WORK REQUIRED –
Show each line from the listing that includes the word "JSON".

SOURCE MATERIAL –

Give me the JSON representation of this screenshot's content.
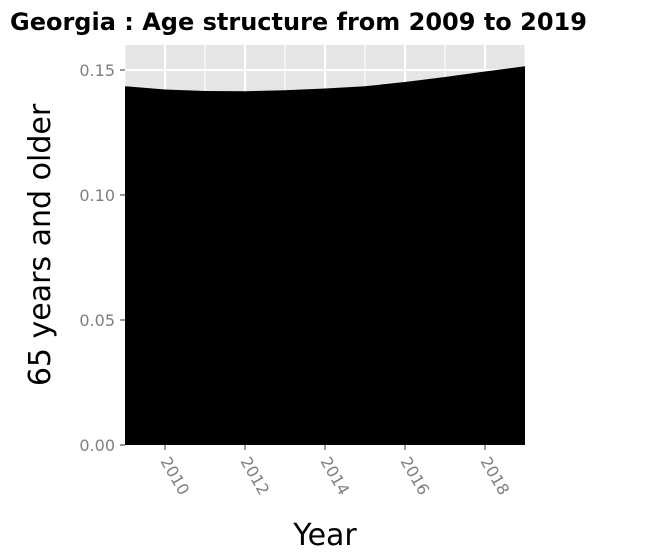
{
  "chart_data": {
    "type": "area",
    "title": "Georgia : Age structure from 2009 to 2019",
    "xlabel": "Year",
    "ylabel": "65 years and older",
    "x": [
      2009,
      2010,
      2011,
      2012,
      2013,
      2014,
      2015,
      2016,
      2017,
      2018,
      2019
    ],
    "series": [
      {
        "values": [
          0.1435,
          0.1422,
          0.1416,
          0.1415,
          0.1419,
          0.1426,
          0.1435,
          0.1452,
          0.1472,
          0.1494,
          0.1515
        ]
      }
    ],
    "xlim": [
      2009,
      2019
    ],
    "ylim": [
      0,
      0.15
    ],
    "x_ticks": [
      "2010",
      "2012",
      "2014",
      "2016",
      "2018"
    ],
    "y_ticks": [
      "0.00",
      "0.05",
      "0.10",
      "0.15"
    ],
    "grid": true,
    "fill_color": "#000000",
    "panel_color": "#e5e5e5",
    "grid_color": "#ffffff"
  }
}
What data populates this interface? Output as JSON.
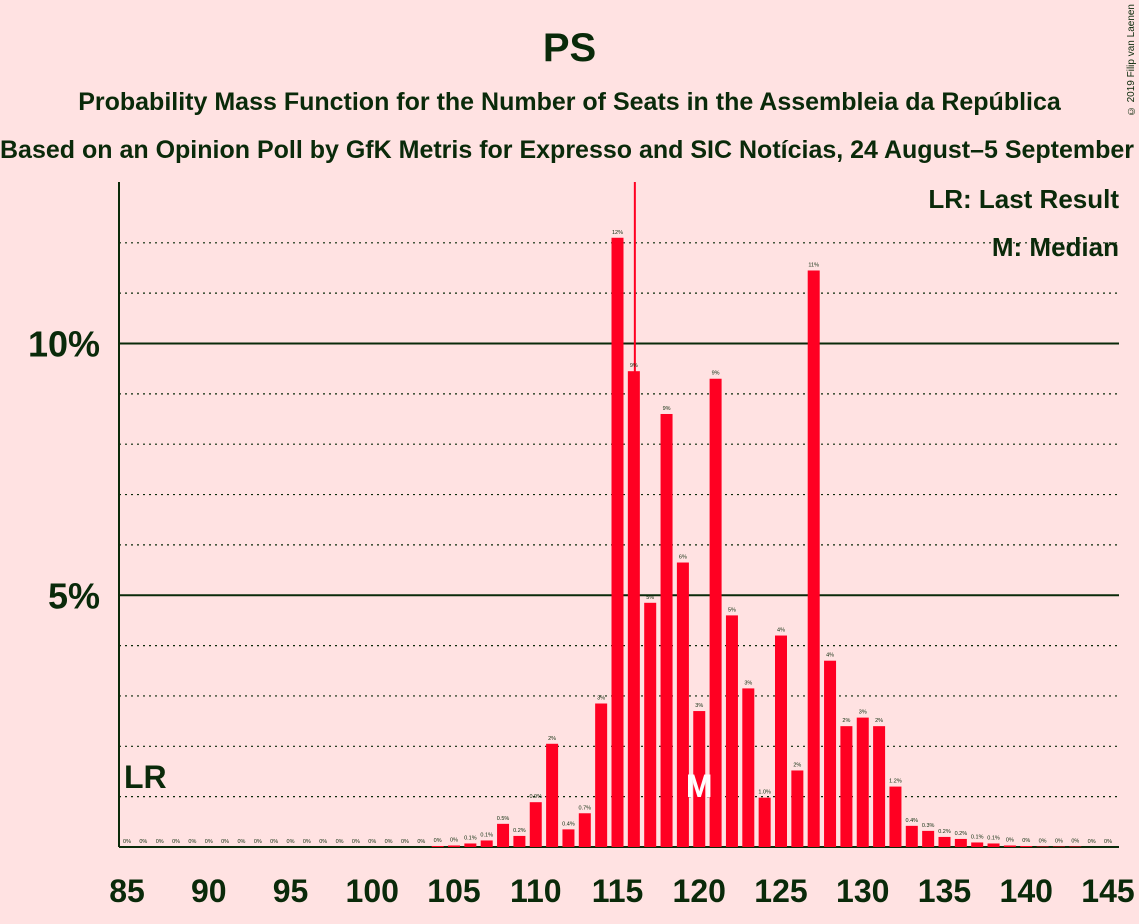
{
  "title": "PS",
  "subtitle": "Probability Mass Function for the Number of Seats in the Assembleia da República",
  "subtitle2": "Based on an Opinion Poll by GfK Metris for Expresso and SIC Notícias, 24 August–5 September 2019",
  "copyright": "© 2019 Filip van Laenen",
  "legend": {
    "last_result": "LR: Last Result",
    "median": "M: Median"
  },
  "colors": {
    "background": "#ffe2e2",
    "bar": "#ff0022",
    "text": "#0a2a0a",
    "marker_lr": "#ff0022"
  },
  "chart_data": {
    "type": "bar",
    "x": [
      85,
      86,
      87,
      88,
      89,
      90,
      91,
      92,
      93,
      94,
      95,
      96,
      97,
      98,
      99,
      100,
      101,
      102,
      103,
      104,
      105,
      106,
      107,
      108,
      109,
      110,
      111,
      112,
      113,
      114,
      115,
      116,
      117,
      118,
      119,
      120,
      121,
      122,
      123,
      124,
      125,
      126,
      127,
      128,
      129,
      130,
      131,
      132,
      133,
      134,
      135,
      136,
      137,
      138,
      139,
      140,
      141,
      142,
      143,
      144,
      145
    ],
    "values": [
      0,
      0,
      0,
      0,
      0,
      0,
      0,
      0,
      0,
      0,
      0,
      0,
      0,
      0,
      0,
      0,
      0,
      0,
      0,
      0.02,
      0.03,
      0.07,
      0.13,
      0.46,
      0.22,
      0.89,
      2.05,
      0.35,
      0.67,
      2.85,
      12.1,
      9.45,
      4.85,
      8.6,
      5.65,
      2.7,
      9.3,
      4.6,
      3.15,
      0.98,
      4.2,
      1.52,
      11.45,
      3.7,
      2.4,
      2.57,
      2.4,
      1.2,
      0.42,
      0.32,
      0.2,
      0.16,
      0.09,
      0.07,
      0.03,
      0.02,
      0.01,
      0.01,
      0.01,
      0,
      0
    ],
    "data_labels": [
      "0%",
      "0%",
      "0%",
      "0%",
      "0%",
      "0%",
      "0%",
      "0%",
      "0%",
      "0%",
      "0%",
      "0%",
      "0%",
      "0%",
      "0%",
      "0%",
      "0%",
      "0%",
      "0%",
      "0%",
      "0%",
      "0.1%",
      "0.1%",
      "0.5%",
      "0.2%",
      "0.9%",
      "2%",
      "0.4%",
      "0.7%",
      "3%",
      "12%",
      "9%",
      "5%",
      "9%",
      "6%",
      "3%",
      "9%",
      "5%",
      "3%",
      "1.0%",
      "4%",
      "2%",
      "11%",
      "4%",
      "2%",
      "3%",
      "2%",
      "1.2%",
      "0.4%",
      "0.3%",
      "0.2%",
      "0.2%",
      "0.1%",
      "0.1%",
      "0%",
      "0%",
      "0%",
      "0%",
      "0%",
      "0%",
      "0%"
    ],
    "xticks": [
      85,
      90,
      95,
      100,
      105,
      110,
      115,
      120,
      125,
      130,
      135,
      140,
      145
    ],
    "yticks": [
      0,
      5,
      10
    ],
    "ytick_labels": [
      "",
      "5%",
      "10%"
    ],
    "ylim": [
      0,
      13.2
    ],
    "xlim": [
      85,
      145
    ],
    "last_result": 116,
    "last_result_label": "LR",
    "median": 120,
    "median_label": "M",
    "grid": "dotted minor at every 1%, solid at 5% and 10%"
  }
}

RESULT BELOW –
Give me the JSON representation of this screenshot's content.
What data populates this interface? Output as JSON.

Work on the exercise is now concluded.